Copy out every record below, word for word.

[start]

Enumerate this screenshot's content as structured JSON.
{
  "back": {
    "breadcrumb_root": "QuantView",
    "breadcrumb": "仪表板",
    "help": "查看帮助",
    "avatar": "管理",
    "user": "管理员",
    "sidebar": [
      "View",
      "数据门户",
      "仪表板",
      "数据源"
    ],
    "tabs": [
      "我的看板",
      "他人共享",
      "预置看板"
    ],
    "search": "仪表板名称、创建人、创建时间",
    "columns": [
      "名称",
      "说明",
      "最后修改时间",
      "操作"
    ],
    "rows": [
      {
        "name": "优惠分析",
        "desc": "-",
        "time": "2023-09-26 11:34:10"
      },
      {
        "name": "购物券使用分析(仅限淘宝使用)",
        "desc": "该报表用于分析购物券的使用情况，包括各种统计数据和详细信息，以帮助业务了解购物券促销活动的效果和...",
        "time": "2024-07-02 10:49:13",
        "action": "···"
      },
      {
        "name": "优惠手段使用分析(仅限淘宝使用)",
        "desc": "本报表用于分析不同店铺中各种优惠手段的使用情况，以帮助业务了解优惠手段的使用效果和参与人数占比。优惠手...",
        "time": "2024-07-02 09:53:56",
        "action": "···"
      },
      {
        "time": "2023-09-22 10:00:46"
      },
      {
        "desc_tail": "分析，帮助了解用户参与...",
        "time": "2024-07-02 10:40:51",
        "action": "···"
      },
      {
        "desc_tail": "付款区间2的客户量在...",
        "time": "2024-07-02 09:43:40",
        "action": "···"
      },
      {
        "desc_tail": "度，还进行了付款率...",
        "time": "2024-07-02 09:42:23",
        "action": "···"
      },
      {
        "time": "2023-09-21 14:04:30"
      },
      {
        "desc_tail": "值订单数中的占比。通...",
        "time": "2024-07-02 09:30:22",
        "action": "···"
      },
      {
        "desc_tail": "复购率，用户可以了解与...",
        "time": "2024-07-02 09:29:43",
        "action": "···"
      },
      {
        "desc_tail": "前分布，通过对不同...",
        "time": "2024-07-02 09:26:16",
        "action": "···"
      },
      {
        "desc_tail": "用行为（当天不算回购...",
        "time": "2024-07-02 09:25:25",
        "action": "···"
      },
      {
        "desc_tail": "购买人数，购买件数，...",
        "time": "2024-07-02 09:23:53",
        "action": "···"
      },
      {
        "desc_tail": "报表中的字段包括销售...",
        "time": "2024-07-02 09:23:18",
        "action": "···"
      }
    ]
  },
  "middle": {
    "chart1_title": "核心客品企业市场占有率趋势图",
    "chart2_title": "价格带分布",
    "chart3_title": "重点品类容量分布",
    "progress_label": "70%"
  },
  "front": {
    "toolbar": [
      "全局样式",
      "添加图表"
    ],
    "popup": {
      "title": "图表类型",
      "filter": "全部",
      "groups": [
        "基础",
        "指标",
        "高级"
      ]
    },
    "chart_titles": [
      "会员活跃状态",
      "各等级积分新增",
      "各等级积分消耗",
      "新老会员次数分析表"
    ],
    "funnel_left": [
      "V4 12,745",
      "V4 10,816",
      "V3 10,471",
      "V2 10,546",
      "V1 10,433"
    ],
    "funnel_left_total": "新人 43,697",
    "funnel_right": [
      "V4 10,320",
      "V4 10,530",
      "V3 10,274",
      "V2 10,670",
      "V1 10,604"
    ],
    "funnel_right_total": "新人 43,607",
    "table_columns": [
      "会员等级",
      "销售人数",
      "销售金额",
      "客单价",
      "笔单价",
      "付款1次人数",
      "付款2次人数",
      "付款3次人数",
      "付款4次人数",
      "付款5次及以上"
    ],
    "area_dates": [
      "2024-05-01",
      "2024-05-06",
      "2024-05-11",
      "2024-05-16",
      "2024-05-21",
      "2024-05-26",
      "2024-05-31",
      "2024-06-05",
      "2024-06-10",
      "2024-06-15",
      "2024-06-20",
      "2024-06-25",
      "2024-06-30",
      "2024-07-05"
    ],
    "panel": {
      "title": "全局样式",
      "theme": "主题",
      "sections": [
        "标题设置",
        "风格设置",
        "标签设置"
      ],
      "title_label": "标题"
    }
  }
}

[end]

Output for this task:
Enumerate this screenshot's content as structured JSON.
{
  "back": {
    "breadcrumb_root": "QuantView",
    "breadcrumb": "仪表板",
    "help": "查看帮助",
    "avatar": "管理",
    "user": "管理员",
    "sidebar": [
      "View",
      "数据门户",
      "仪表板",
      "数据源"
    ],
    "tabs": [
      "我的看板",
      "他人共享",
      "预置看板"
    ],
    "search": "仪表板名称、创建人、创建时间",
    "columns": [
      "名称",
      "说明",
      "最后修改时间",
      "操作"
    ],
    "rows": [
      {
        "name": "优惠分析",
        "desc": "-",
        "time": "2023-09-26 11:34:10"
      },
      {
        "name": "购物券使用分析(仅限淘宝使用)",
        "desc": "该报表用于分析购物券的使用情况，包括各种统计数据和详细信息，以帮助业务了解购物券促销活动的效果和...",
        "time": "2024-07-02 10:49:13",
        "action": "···"
      },
      {
        "name": "优惠手段使用分析(仅限淘宝使用)",
        "desc": "本报表用于分析不同店铺中各种优惠手段的使用情况，以帮助业务了解优惠手段的使用效果和参与人数占比。优惠手...",
        "time": "2024-07-02 09:53:56",
        "action": "···"
      },
      {
        "time": "2023-09-22 10:00:46"
      },
      {
        "desc_tail": "分析，帮助了解用户参与...",
        "time": "2024-07-02 10:40:51",
        "action": "···"
      },
      {
        "desc_tail": "付款区间2的客户量在...",
        "time": "2024-07-02 09:43:40",
        "action": "···"
      },
      {
        "desc_tail": "度，还进行了付款率...",
        "time": "2024-07-02 09:42:23",
        "action": "···"
      },
      {
        "time": "2023-09-21 14:04:30"
      },
      {
        "desc_tail": "值订单数中的占比。通...",
        "time": "2024-07-02 09:30:22",
        "action": "···"
      },
      {
        "desc_tail": "复购率，用户可以了解与...",
        "time": "2024-07-02 09:29:43",
        "action": "···"
      },
      {
        "desc_tail": "前分布，通过对不同...",
        "time": "2024-07-02 09:26:16",
        "action": "···"
      },
      {
        "desc_tail": "用行为（当天不算回购...",
        "time": "2024-07-02 09:25:25",
        "action": "···"
      },
      {
        "desc_tail": "购买人数，购买件数，...",
        "time": "2024-07-02 09:23:53",
        "action": "···"
      },
      {
        "desc_tail": "报表中的字段包括销售...",
        "time": "2024-07-02 09:23:18",
        "action": "···"
      }
    ]
  },
  "middle": {
    "chart1_title": "核心客品企业市场占有率趋势图",
    "chart2_title": "价格带分布",
    "chart3_title": "重点品类容量分布",
    "progress_label": "70%"
  },
  "front": {
    "toolbar": [
      "全局样式",
      "添加图表"
    ],
    "popup": {
      "title": "图表类型",
      "filter": "全部",
      "groups": [
        "基础",
        "指标",
        "高级"
      ]
    },
    "chart_titles": [
      "会员活跃状态",
      "各等级积分新增",
      "各等级积分消耗",
      "新老会员次数分析表"
    ],
    "funnel_left": [
      "V4 12,745",
      "V4 10,816",
      "V3 10,471",
      "V2 10,546",
      "V1 10,433"
    ],
    "funnel_left_total": "新人 43,697",
    "funnel_right": [
      "V4 10,320",
      "V4 10,530",
      "V3 10,274",
      "V2 10,670",
      "V1 10,604"
    ],
    "funnel_right_total": "新人 43,607",
    "table_columns": [
      "会员等级",
      "销售人数",
      "销售金额",
      "客单价",
      "笔单价",
      "付款1次人数",
      "付款2次人数",
      "付款3次人数",
      "付款4次人数",
      "付款5次及以上"
    ],
    "area_dates": [
      "2024-05-01",
      "2024-05-06",
      "2024-05-11",
      "2024-05-16",
      "2024-05-21",
      "2024-05-26",
      "2024-05-31",
      "2024-06-05",
      "2024-06-10",
      "2024-06-15",
      "2024-06-20",
      "2024-06-25",
      "2024-06-30",
      "2024-07-05"
    ],
    "panel": {
      "title": "全局样式",
      "theme": "主题",
      "sections": [
        "标题设置",
        "风格设置",
        "标签设置"
      ],
      "title_label": "标题"
    }
  }
}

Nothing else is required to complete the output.